Source |
-- begin --

The Permute check box re-orders the rectangles. With a Random initial configuation, this will have no effect, but it may affect the other possibilities for intial configuration.

Also there is a scale parameter which is usually one, and is the parameter  a  described and apples a power scaling to frequencies.

 

Mouse clicks allowed in Rectangle window

As soon as  an SRD is created and the Rectangle Diagram window is active for mouse input. There are a number of buttons which allow changes to the configuration in different ways, and also allow switching to a mosaic plot. Most of these button shut down in Mosaic plot mode, where they have no relevance.

Further, left clicking on an edge of one of the SRD rectangles, brings it to the front, that is, on top of the other rectangles. Initially the rectangles are drawn with the largest on the bottom and the smallest on the top. Right clicking on an edge renders the rectangle "invisible". Although it is not drawn it is still "there". To restore right click again on any  edge.

If you click inside one of the rectangles a pointer line is draw from outside the square with a label indicating its name.  A second click of  left mouse button will increase intensity of the colour and  a right click will decrease colour intensity.

-- end --

Data entries |

-- begin --

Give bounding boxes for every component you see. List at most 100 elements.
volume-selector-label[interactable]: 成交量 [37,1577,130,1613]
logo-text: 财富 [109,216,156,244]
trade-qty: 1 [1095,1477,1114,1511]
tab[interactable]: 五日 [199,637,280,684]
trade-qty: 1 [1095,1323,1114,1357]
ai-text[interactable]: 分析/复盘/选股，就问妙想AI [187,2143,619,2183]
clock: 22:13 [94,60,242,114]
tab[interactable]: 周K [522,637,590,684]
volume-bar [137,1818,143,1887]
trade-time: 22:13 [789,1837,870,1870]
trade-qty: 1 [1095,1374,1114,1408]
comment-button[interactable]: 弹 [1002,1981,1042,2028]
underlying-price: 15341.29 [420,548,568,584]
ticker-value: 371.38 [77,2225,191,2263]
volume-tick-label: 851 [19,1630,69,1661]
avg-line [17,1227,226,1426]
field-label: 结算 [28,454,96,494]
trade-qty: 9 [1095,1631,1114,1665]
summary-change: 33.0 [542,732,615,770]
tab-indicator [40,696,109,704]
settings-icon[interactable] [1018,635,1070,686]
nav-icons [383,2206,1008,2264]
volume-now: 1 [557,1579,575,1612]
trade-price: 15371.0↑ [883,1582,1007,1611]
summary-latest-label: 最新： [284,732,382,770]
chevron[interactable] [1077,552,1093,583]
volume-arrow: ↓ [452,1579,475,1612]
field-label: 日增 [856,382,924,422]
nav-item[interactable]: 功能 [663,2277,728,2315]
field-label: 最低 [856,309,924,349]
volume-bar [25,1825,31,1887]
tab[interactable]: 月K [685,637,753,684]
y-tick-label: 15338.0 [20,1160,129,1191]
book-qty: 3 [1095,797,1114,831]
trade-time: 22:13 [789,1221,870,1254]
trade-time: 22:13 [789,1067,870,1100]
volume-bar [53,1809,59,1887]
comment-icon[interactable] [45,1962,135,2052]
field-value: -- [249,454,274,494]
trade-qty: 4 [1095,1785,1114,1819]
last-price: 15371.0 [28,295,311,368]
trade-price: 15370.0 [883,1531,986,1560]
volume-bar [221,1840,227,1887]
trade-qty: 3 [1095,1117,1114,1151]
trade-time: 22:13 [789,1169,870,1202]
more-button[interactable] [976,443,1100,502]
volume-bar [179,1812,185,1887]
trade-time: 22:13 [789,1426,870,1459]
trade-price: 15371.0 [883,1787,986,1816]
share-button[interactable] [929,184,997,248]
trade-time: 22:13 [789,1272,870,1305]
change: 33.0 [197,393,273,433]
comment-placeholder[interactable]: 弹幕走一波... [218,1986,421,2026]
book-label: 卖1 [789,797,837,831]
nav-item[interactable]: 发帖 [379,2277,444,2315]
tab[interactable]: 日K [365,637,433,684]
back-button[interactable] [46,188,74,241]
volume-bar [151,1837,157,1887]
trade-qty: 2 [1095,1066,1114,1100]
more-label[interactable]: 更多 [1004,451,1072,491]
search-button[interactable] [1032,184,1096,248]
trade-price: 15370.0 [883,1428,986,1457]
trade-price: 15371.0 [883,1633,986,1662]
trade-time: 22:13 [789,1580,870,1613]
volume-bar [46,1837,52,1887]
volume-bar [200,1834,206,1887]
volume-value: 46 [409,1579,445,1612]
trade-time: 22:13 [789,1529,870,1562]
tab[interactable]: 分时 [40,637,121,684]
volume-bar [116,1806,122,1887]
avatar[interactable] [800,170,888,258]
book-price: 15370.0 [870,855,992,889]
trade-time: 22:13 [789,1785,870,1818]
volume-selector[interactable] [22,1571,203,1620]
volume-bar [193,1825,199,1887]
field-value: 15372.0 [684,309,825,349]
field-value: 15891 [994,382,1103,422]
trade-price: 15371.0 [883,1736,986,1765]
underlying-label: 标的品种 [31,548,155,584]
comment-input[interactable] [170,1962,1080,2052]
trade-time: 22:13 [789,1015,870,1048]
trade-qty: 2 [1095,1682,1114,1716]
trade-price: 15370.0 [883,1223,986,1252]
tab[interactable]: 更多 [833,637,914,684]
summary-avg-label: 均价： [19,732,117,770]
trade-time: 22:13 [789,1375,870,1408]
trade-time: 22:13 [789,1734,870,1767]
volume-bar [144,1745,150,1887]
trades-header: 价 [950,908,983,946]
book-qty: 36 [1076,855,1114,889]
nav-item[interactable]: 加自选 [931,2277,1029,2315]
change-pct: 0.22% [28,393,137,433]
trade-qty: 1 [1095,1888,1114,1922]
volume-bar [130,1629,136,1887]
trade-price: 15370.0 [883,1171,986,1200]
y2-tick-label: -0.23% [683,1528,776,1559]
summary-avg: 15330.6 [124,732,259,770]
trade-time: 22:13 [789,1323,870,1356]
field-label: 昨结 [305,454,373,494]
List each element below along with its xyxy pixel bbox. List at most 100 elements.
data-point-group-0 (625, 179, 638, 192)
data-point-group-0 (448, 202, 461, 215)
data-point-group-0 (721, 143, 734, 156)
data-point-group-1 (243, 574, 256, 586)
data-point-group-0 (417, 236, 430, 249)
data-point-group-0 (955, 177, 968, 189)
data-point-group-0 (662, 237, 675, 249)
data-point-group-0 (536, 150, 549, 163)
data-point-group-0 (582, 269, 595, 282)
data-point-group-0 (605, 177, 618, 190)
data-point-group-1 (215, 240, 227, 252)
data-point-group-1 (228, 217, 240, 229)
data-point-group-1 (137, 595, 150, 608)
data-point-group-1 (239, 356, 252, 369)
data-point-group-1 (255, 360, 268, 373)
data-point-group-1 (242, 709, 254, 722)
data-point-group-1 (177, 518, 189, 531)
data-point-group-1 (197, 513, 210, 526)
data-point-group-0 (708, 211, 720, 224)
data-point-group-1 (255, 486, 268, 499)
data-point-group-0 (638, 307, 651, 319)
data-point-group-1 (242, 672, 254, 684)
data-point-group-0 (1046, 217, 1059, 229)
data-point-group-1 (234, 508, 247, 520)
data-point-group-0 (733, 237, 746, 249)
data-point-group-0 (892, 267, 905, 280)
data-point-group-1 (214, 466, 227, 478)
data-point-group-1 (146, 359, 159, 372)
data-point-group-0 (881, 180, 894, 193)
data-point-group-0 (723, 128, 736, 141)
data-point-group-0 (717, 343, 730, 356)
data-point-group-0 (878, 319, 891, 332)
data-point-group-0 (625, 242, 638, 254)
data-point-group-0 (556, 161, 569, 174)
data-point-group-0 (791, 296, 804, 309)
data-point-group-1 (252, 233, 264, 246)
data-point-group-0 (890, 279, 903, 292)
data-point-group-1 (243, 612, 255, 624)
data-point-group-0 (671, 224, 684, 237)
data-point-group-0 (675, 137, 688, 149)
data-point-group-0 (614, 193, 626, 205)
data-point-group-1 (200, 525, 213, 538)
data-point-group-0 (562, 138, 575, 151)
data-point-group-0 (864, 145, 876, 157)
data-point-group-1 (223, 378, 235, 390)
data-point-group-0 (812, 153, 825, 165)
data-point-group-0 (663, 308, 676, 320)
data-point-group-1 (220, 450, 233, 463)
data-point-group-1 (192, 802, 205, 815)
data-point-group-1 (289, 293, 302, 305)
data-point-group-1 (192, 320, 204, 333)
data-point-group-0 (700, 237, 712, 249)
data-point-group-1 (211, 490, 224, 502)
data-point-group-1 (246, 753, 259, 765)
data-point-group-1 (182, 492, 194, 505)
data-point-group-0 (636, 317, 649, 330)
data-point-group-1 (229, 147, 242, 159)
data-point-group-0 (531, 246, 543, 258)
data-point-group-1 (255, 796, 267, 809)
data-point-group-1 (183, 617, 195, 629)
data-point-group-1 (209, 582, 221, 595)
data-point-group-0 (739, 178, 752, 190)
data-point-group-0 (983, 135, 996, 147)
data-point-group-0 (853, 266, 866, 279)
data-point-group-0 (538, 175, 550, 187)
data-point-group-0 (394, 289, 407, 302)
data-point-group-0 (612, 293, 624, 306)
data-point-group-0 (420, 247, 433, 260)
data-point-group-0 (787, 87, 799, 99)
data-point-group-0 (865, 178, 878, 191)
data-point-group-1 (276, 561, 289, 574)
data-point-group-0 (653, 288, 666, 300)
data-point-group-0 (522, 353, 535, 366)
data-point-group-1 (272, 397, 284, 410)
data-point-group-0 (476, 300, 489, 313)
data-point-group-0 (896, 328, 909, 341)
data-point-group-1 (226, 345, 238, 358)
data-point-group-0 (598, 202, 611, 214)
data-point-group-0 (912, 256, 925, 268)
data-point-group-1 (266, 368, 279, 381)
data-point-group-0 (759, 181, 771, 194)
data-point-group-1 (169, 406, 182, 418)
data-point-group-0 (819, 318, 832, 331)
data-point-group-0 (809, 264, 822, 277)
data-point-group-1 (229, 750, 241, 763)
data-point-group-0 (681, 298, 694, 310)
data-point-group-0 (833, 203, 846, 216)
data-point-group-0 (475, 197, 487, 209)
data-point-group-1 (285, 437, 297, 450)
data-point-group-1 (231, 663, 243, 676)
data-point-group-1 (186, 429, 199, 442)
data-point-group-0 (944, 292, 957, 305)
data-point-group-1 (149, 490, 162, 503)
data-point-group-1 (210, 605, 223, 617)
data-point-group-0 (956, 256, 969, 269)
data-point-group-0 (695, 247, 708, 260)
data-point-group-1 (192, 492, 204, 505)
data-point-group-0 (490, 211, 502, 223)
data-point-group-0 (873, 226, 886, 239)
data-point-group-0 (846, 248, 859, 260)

-- end --

Required tasks |
**A)** According to the rectangle diagram passage, how are the rectangles stacked when they are first drawn?
**B)** From the rectangle diagram passage, reproduce word for word the part that opens with the words containing "Mouse clicks allowed" and closes with "on any  edge.".

Outputs |
**A)** The largest is on the bottom and the smallest is on the top.

**B)**
Mouse clicks allowed in Rectangle window

As soon as  an SRD is created and the Rectangle Diagram window is active for mouse input. There are a number of buttons which allow changes to the configuration in different ways, and also allow switching to a mosaic plot. Most of these button shut down in Mosaic plot mode, where they have no relevance.

Further, left clicking on an edge of one of the SRD rectangles, brings it to the front, that is, on top of the other rectangles. Initially the rectangles are drawn with the largest on the bottom and the smallest on the top. Right clicking on an edge renders the rectangle "invisible". Although it is not drawn it is still "there". To restore right click again on any  edge.